*Stated task*:
Return the full material exactly.

Chart and figure data:
'''
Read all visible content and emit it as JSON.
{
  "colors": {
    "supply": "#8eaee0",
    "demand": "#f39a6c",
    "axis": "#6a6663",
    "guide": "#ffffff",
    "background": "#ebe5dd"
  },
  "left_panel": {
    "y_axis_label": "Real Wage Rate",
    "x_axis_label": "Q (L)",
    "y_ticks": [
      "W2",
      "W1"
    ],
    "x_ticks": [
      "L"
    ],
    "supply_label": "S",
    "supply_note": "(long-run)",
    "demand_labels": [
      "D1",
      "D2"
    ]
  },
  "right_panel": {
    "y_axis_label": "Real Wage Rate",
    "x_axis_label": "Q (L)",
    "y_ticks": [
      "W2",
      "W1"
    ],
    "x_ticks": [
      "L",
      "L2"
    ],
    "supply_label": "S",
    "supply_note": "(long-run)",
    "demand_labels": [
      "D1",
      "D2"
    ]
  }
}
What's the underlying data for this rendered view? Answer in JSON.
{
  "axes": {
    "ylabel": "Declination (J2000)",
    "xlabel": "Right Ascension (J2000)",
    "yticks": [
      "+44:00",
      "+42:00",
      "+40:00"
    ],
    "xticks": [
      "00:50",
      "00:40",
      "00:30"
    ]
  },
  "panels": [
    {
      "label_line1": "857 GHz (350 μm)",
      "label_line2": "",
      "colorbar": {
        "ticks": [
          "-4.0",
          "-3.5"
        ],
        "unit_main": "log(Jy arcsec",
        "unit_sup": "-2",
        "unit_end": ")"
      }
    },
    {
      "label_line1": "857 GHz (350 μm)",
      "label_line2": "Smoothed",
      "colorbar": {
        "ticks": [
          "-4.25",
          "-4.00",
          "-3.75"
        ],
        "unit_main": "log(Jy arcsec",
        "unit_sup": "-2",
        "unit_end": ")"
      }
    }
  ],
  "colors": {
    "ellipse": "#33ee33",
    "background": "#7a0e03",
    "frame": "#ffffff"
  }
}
'''
*Exercise answer*:
Read all visible content and emit it as JSON.
{
  "colors": {
    "supply": "#8eaee0",
    "demand": "#f39a6c",
    "axis": "#6a6663",
    "guide": "#ffffff",
    "background": "#ebe5dd"
  },
  "left_panel": {
    "y_axis_label": "Real Wage Rate",
    "x_axis_label": "Q (L)",
    "y_ticks": [
      "W2",
      "W1"
    ],
    "x_ticks": [
      "L"
    ],
    "supply_label": "S",
    "supply_note": "(long-run)",
    "demand_labels": [
      "D1",
      "D2"
    ]
  },
  "right_panel": {
    "y_axis_label": "Real Wage Rate",
    "x_axis_label": "Q (L)",
    "y_ticks": [
      "W2",
      "W1"
    ],
    "x_ticks": [
      "L",
      "L2"
    ],
    "supply_label": "S",
    "supply_note": "(long-run)",
    "demand_labels": [
      "D1",
      "D2"
    ]
  }
}
What's the underlying data for this rendered view? Answer in JSON.
{
  "axes": {
    "ylabel": "Declination (J2000)",
    "xlabel": "Right Ascension (J2000)",
    "yticks": [
      "+44:00",
      "+42:00",
      "+40:00"
    ],
    "xticks": [
      "00:50",
      "00:40",
      "00:30"
    ]
  },
  "panels": [
    {
      "label_line1": "857 GHz (350 μm)",
      "label_line2": "",
      "colorbar": {
        "ticks": [
          "-4.0",
          "-3.5"
        ],
        "unit_main": "log(Jy arcsec",
        "unit_sup": "-2",
        "unit_end": ")"
      }
    },
    {
      "label_line1": "857 GHz (350 μm)",
      "label_line2": "Smoothed",
      "colorbar": {
        "ticks": [
          "-4.25",
          "-4.00",
          "-3.75"
        ],
        "unit_main": "log(Jy arcsec",
        "unit_sup": "-2",
        "unit_end": ")"
      }
    }
  ],
  "colors": {
    "ellipse": "#33ee33",
    "background": "#7a0e03",
    "frame": "#ffffff"
  }
}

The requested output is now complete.